▶ [TASK STATEMENT]: Could you repeat the records below exactly, leaving out any pictures?
— start of DATA FOR PROCESSING —
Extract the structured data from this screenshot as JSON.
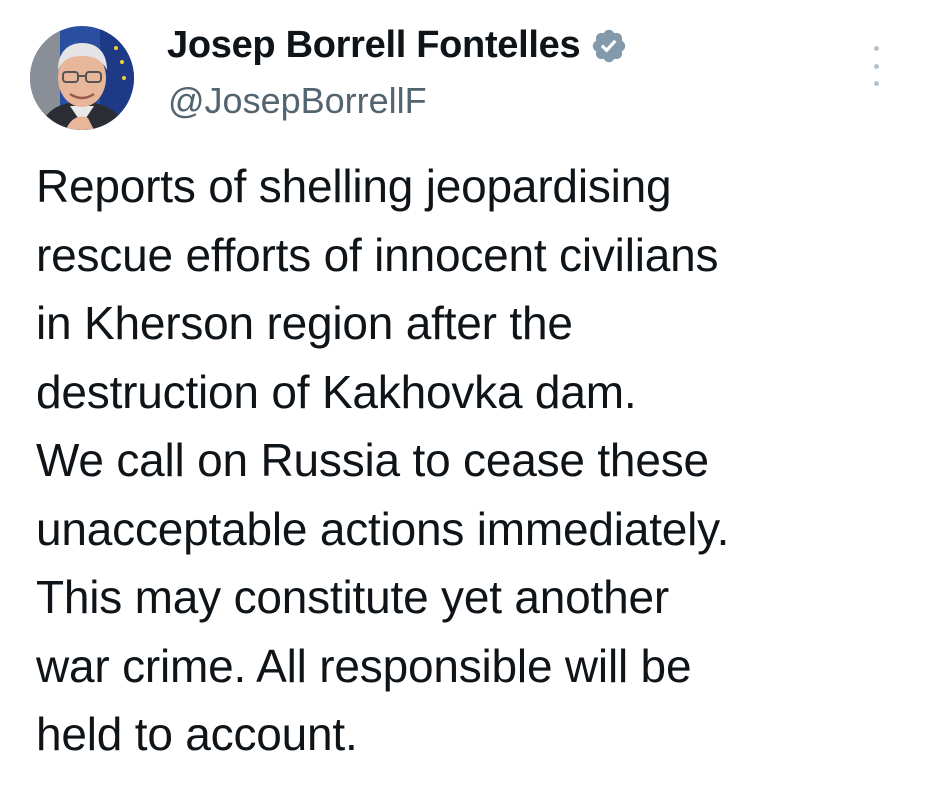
{
  "author": {
    "display_name": "Josep Borrell Fontelles",
    "handle": "@JosepBorrellF",
    "verified_badge_color": "#829aab",
    "avatar_icon": "profile-photo"
  },
  "tweet": {
    "lines": [
      "Reports of shelling jeopardising",
      "rescue efforts of innocent civilians",
      "in Kherson region after the",
      "destruction of Kakhovka dam.",
      "We call on Russia to cease these",
      "unacceptable actions immediately.",
      "This may constitute yet another",
      "war crime. All responsible will be",
      "held to account."
    ]
  },
  "menu": {
    "icon": "more-vertical-icon"
  }
}
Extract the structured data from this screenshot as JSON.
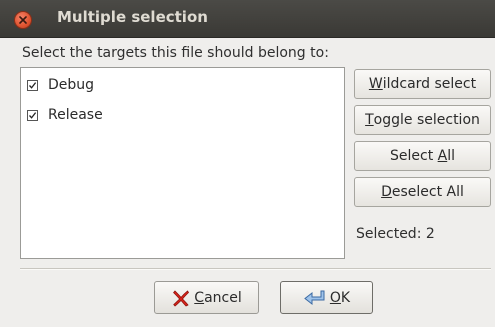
{
  "window": {
    "title": "Multiple selection"
  },
  "prompt": "Select the targets this file should belong to:",
  "targets": [
    {
      "label": "Debug",
      "checked": true
    },
    {
      "label": "Release",
      "checked": true
    }
  ],
  "buttons": {
    "wildcard": {
      "mnemonic": "W",
      "rest": "ildcard select"
    },
    "toggle": {
      "mnemonic": "T",
      "rest": "oggle selection"
    },
    "select_all": {
      "before": "Select ",
      "mnemonic": "A",
      "rest": "ll"
    },
    "deselect_all": {
      "mnemonic": "D",
      "rest": "eselect All"
    },
    "cancel": {
      "mnemonic": "C",
      "rest": "ancel"
    },
    "ok": {
      "mnemonic": "O",
      "rest": "K"
    }
  },
  "status": {
    "selected": "Selected: 2"
  },
  "icons": {
    "close": "close-icon",
    "cancel": "red-x-icon",
    "ok": "enter-arrow-icon"
  },
  "colors": {
    "titlebar": "#3c3b37",
    "close_button": "#e0532f",
    "background": "#efeeec"
  }
}
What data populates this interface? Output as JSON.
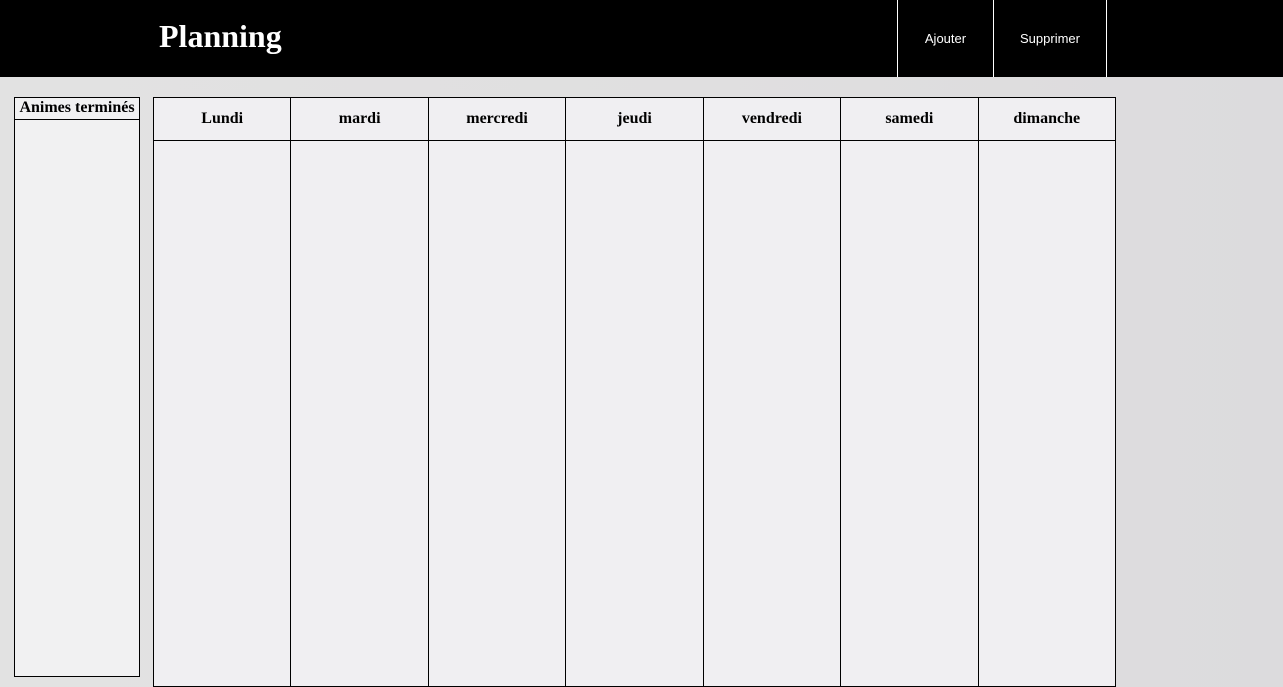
— end of DATA FOR PROCESSING —
▶ [ANSWER]:
Extract the structured data from this screenshot as JSON.
{
  "author": {
    "display_name": "Josep Borrell Fontelles",
    "handle": "@JosepBorrellF",
    "verified_badge_color": "#829aab",
    "avatar_icon": "profile-photo"
  },
  "tweet": {
    "lines": [
      "Reports of shelling jeopardising",
      "rescue efforts of innocent civilians",
      "in Kherson region after the",
      "destruction of Kakhovka dam.",
      "We call on Russia to cease these",
      "unacceptable actions immediately.",
      "This may constitute yet another",
      "war crime. All responsible will be",
      "held to account."
    ]
  },
  "menu": {
    "icon": "more-vertical-icon"
  }
}
Extract the structured data from this screenshot as JSON.
{
  "window": {
    "title": "Multiple selection"
  },
  "prompt": "Select the targets this file should belong to:",
  "targets": [
    {
      "label": "Debug",
      "checked": true
    },
    {
      "label": "Release",
      "checked": true
    }
  ],
  "buttons": {
    "wildcard": {
      "mnemonic": "W",
      "rest": "ildcard select"
    },
    "toggle": {
      "mnemonic": "T",
      "rest": "oggle selection"
    },
    "select_all": {
      "before": "Select ",
      "mnemonic": "A",
      "rest": "ll"
    },
    "deselect_all": {
      "mnemonic": "D",
      "rest": "eselect All"
    },
    "cancel": {
      "mnemonic": "C",
      "rest": "ancel"
    },
    "ok": {
      "mnemonic": "O",
      "rest": "K"
    }
  },
  "status": {
    "selected": "Selected: 2"
  },
  "icons": {
    "close": "close-icon",
    "cancel": "red-x-icon",
    "ok": "enter-arrow-icon"
  },
  "colors": {
    "titlebar": "#3c3b37",
    "close_button": "#e0532f",
    "background": "#efeeec"
  }
}
What data populates this interface? Output as JSON.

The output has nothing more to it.